● **Task to carry out**
Lines holding the string "into" are the ones to copy from this listing.

─── Input rows

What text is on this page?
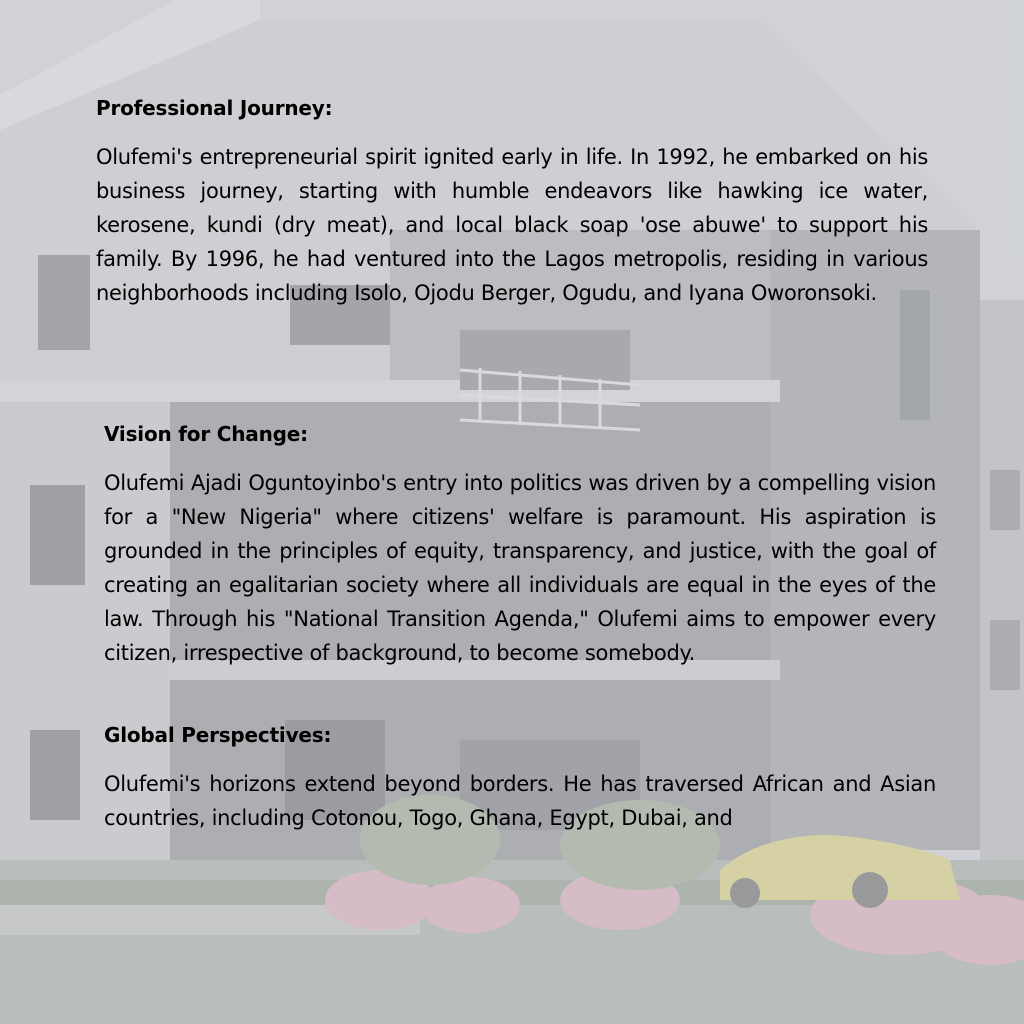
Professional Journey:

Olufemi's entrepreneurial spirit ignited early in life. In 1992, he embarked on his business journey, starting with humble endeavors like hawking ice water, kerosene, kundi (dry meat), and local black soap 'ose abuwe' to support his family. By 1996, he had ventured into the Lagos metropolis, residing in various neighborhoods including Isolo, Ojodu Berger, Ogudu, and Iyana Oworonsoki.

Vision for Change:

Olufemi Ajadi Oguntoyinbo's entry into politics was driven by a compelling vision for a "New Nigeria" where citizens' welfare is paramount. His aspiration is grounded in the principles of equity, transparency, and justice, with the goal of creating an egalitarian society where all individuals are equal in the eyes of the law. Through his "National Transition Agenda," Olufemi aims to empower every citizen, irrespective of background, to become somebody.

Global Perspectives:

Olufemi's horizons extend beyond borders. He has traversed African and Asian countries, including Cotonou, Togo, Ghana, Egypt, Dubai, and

──────

● **Correct answer**
Olufemi's entrepreneurial spirit ignited early in life. In 1992, he embarked on his business journey, starting with humble endeavors like hawking ice water, kerosene, kundi (dry meat), and local black soap 'ose abuwe' to support his family. By 1996, he had ventured into the Lagos metropolis, residing in various neighborhoods including Isolo, Ojodu Berger, Ogudu, and Iyana Oworonsoki.
Olufemi Ajadi Oguntoyinbo's entry into politics was driven by a compelling vision for a "New Nigeria" where citizens' welfare is paramount. His aspiration is grounded in the principles of equity, transparency, and justice, with the goal of creating an egalitarian society where all individuals are equal in the eyes of the law. Through his "National Transition Agenda," Olufemi aims to empower every citizen, irrespective of background, to become somebody.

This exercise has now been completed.